Recorded data:
---+---

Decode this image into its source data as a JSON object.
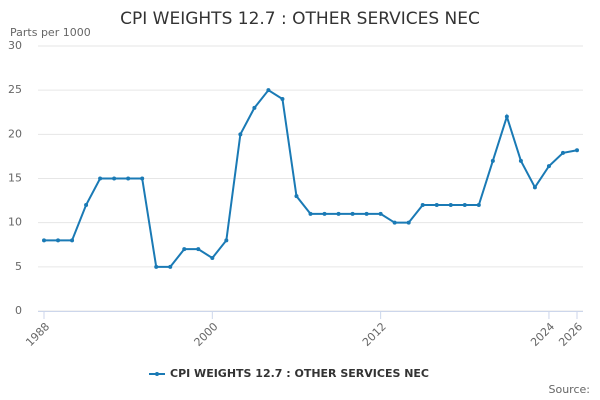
{
  "chart_data": {
    "type": "line",
    "title": "CPI WEIGHTS 12.7 : OTHER SERVICES NEC",
    "y_label": "Parts per 1000",
    "source": "Source:",
    "x": [
      1988,
      1989,
      1990,
      1991,
      1992,
      1993,
      1994,
      1995,
      1996,
      1997,
      1998,
      1999,
      2000,
      2001,
      2002,
      2003,
      2004,
      2005,
      2006,
      2007,
      2008,
      2009,
      2010,
      2011,
      2012,
      2013,
      2014,
      2015,
      2016,
      2017,
      2018,
      2019,
      2020,
      2021,
      2022,
      2023,
      2024,
      2025,
      2026
    ],
    "series": [
      {
        "name": "CPI WEIGHTS 12.7 : OTHER SERVICES NEC",
        "color": "#1a7ab5",
        "values": [
          8,
          8,
          8,
          12,
          15,
          15,
          15,
          15,
          5,
          5,
          7,
          7,
          6,
          8,
          20,
          23,
          25,
          24,
          13,
          11,
          11,
          11,
          11,
          11,
          11,
          10,
          10,
          12,
          12,
          12,
          12,
          12,
          17,
          22,
          17,
          14,
          16.4,
          17.9,
          18.2
        ]
      }
    ],
    "xlim": [
      1988,
      2026
    ],
    "xticks": [
      1988,
      2000,
      2012,
      2024,
      2026
    ],
    "ylim": [
      0,
      30
    ],
    "yticks": [
      0,
      5,
      10,
      15,
      20,
      25,
      30
    ],
    "grid": true
  }
}
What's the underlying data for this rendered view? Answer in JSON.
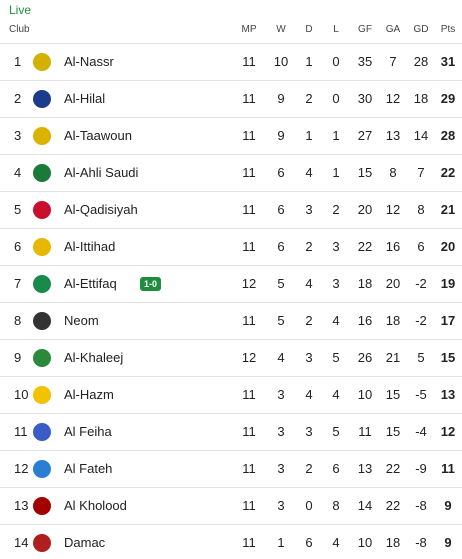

---+---

▸ Task brief: Set down the material above as is, without any pictures.

▸ Output below:
Decode this image into its source data as a JSON object.
{
  "chart_data": {
    "type": "line",
    "title": "CPI WEIGHTS 12.7 : OTHER SERVICES NEC",
    "y_label": "Parts per 1000",
    "source": "Source:",
    "x": [
      1988,
      1989,
      1990,
      1991,
      1992,
      1993,
      1994,
      1995,
      1996,
      1997,
      1998,
      1999,
      2000,
      2001,
      2002,
      2003,
      2004,
      2005,
      2006,
      2007,
      2008,
      2009,
      2010,
      2011,
      2012,
      2013,
      2014,
      2015,
      2016,
      2017,
      2018,
      2019,
      2020,
      2021,
      2022,
      2023,
      2024,
      2025,
      2026
    ],
    "series": [
      {
        "name": "CPI WEIGHTS 12.7 : OTHER SERVICES NEC",
        "color": "#1a7ab5",
        "values": [
          8,
          8,
          8,
          12,
          15,
          15,
          15,
          15,
          5,
          5,
          7,
          7,
          6,
          8,
          20,
          23,
          25,
          24,
          13,
          11,
          11,
          11,
          11,
          11,
          11,
          10,
          10,
          12,
          12,
          12,
          12,
          12,
          17,
          22,
          17,
          14,
          16.4,
          17.9,
          18.2
        ]
      }
    ],
    "xlim": [
      1988,
      2026
    ],
    "xticks": [
      1988,
      2000,
      2012,
      2024,
      2026
    ],
    "ylim": [
      0,
      30
    ],
    "yticks": [
      0,
      5,
      10,
      15,
      20,
      25,
      30
    ],
    "grid": true
  }
}
What's the underlying data for this rendered view? Answer in JSON.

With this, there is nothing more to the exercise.